Stated task
Identify, in the records below, every line where the string "coordinate" appears, and copy each such line.

Provided records
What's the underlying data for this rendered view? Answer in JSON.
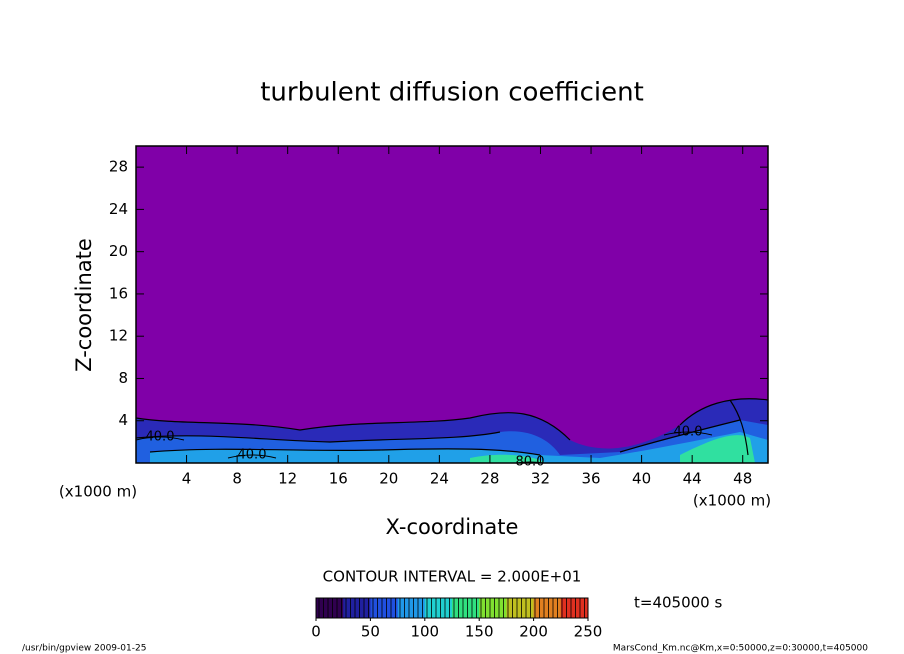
{
  "chart_data": {
    "type": "contour",
    "title": "turbulent diffusion coefficient",
    "x_label": "X-coordinate",
    "y_label": "Z-coordinate",
    "x_unit": "(x1000 m)",
    "y_unit": "(x1000 m)",
    "xlim": [
      0,
      50
    ],
    "xticks": [
      4,
      8,
      12,
      16,
      20,
      24,
      28,
      32,
      36,
      40,
      44,
      48
    ],
    "ylim": [
      0,
      30
    ],
    "yticks": [
      4,
      8,
      12,
      16,
      20,
      24,
      28
    ],
    "background_color": "#8000a8",
    "contour_interval": "CONTOUR INTERVAL = 2.000E+01",
    "time": "t=405000 s",
    "contour_labels": [
      {
        "value": 40,
        "label": "40.0"
      },
      {
        "value": 40,
        "label": "40.0"
      },
      {
        "value": 40,
        "label": "40.0"
      },
      {
        "value": 80,
        "label": "80.0"
      }
    ],
    "colorbar": {
      "lim": [
        0,
        250
      ],
      "ticks": [
        0,
        50,
        100,
        150,
        200,
        250
      ],
      "colors": [
        "#300050",
        "#2020a0",
        "#2050e0",
        "#2098e8",
        "#20d0d0",
        "#30e080",
        "#80e030",
        "#c0c020",
        "#e08020",
        "#e03020"
      ]
    }
  },
  "footer_left": "/usr/bin/gpview  2009-01-25",
  "footer_right": "MarsCond_Km.nc@Km,x=0:50000,z=0:30000,t=405000"
}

Task solution
    "x_label": "X-coordinate",
    "y_label": "Z-coordinate",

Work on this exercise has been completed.